→ **Exercise details**
Transcribe all of the records word for word, but omit the pictures.

→ **Supplied records**
>> Begin
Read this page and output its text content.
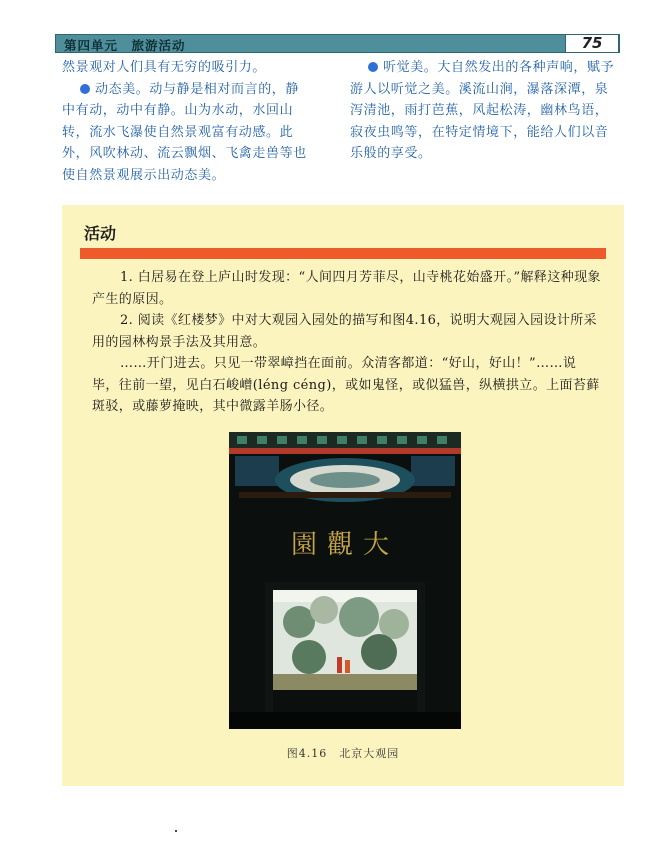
第四单元　旅游活动	75

然景观对人们具有无穷的吸引力。

动态美。动与静是相对而言的，静中有动，动中有静。山为水动，水回山转，流水飞瀑使自然景观富有动感。此外，风吹林动、流云飘烟、飞禽走兽等也使自然景观展示出动态美。

听觉美。大自然发出的各种声响，赋予游人以听觉之美。溪流山涧，瀑落深潭，泉泻清池，雨打芭蕉，风起松涛，幽林鸟语，寂夜虫鸣等，在特定情境下，能给人们以音乐般的享受。

活动

1. 白居易在登上庐山时发现：“人间四月芳菲尽，山寺桃花始盛开。”解释这种现象产生的原因。

2. 阅读《红楼梦》中对大观园入园处的描写和图4.16，说明大观园入园设计所采用的园林构景手法及其用意。

……开门进去。只见一带翠嶂挡在面前。众清客都道：“好山，好山！”……说毕，往前一望，见白石峻嶒(léng céng)，或如鬼怪，或似猛兽，纵横拱立。上面苔藓斑驳，或藤萝掩映，其中微露羊肠小径。

大觀園
图4.16　北京大观园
>> End
→ **Exercise response**
Read this page and output its text content.
第四单元　旅游活动	75

然景观对人们具有无穷的吸引力。

动态美。动与静是相对而言的，静中有动，动中有静。山为水动，水回山转，流水飞瀑使自然景观富有动感。此外，风吹林动、流云飘烟、飞禽走兽等也使自然景观展示出动态美。

听觉美。大自然发出的各种声响，赋予游人以听觉之美。溪流山涧，瀑落深潭，泉泻清池，雨打芭蕉，风起松涛，幽林鸟语，寂夜虫鸣等，在特定情境下，能给人们以音乐般的享受。

活动

1. 白居易在登上庐山时发现：“人间四月芳菲尽，山寺桃花始盛开。”解释这种现象产生的原因。

2. 阅读《红楼梦》中对大观园入园处的描写和图4.16，说明大观园入园设计所采用的园林构景手法及其用意。

……开门进去。只见一带翠嶂挡在面前。众清客都道：“好山，好山！”……说毕，往前一望，见白石峻嶒(léng céng)，或如鬼怪，或似猛兽，纵横拱立。上面苔藓斑驳，或藤萝掩映，其中微露羊肠小径。

大觀園
图4.16　北京大观园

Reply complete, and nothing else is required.